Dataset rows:
--------------------------------
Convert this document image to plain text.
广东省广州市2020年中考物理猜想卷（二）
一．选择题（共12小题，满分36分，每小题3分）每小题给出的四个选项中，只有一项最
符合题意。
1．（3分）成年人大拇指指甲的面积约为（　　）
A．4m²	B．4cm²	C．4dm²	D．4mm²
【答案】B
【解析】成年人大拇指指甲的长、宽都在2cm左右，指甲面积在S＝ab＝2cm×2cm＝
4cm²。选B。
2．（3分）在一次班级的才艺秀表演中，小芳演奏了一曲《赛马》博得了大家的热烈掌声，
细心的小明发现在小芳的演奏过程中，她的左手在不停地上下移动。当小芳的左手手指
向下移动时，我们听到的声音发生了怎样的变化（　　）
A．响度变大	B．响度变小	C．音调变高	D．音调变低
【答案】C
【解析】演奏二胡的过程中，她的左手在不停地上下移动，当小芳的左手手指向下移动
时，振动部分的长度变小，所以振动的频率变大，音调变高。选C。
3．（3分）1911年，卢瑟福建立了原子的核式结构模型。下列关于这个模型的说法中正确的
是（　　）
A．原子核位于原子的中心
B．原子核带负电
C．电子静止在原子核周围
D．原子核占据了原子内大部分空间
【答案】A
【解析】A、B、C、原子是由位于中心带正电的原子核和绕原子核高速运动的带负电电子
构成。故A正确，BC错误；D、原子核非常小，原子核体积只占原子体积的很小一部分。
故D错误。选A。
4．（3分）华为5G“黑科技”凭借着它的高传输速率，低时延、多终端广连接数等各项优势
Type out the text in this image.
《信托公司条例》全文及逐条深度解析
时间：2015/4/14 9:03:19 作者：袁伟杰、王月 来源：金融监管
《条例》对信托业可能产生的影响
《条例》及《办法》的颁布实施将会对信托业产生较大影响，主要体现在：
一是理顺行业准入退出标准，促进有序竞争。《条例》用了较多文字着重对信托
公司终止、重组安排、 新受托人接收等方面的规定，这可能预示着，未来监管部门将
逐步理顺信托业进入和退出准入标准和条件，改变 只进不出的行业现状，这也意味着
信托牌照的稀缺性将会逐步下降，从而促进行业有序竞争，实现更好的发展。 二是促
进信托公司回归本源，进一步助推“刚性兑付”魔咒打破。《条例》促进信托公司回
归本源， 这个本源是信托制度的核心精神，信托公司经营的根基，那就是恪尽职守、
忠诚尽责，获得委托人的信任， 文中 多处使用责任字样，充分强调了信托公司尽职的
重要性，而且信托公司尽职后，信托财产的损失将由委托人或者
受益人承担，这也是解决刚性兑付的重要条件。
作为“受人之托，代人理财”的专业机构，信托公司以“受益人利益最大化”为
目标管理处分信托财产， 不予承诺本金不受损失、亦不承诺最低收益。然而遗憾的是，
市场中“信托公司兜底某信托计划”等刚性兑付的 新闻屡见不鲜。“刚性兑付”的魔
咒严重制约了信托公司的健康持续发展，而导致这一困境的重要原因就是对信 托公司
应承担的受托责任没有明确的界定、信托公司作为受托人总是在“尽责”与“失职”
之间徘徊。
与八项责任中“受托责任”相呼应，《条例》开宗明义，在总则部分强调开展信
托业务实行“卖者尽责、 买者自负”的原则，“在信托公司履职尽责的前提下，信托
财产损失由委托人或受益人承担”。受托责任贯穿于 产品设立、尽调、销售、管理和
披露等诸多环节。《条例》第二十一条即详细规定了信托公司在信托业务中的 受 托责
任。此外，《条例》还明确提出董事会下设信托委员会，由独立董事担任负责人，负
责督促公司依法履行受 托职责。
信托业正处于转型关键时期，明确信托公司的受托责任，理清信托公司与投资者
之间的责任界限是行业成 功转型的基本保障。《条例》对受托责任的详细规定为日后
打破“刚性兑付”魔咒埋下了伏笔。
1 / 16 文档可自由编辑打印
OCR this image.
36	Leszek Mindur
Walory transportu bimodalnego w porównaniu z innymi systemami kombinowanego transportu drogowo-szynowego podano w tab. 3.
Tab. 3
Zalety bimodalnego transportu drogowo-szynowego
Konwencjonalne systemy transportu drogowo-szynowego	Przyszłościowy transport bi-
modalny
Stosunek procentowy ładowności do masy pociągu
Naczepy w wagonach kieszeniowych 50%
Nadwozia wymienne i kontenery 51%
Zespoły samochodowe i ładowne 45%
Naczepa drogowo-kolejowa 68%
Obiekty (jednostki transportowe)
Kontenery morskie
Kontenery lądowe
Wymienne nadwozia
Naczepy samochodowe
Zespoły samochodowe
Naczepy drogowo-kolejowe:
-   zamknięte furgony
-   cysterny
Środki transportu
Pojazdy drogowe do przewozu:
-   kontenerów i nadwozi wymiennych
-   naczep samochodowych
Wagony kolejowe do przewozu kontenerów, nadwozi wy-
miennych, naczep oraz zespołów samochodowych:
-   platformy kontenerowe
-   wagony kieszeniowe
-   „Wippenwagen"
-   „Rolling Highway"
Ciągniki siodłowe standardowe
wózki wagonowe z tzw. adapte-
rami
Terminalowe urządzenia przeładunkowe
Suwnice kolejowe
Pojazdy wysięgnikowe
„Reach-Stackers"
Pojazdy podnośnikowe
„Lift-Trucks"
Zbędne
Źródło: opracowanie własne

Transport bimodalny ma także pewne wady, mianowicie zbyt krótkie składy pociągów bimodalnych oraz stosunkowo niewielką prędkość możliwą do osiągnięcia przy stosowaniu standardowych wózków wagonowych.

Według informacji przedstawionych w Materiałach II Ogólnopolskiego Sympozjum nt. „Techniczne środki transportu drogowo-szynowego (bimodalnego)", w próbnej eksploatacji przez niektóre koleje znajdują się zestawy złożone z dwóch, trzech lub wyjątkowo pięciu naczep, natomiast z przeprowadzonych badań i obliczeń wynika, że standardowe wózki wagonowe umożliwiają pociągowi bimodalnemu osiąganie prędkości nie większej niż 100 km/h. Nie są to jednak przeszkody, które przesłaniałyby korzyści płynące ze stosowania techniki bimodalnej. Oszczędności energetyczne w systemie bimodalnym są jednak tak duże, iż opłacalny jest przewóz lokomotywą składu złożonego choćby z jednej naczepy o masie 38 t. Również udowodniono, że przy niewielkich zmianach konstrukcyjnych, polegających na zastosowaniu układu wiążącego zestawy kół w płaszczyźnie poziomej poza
--------------------------------
**What you are asked to do**
Gather each line that holds "text".

**Answer to this exercise**
Convert this document image to plain text.
Type out the text in this image.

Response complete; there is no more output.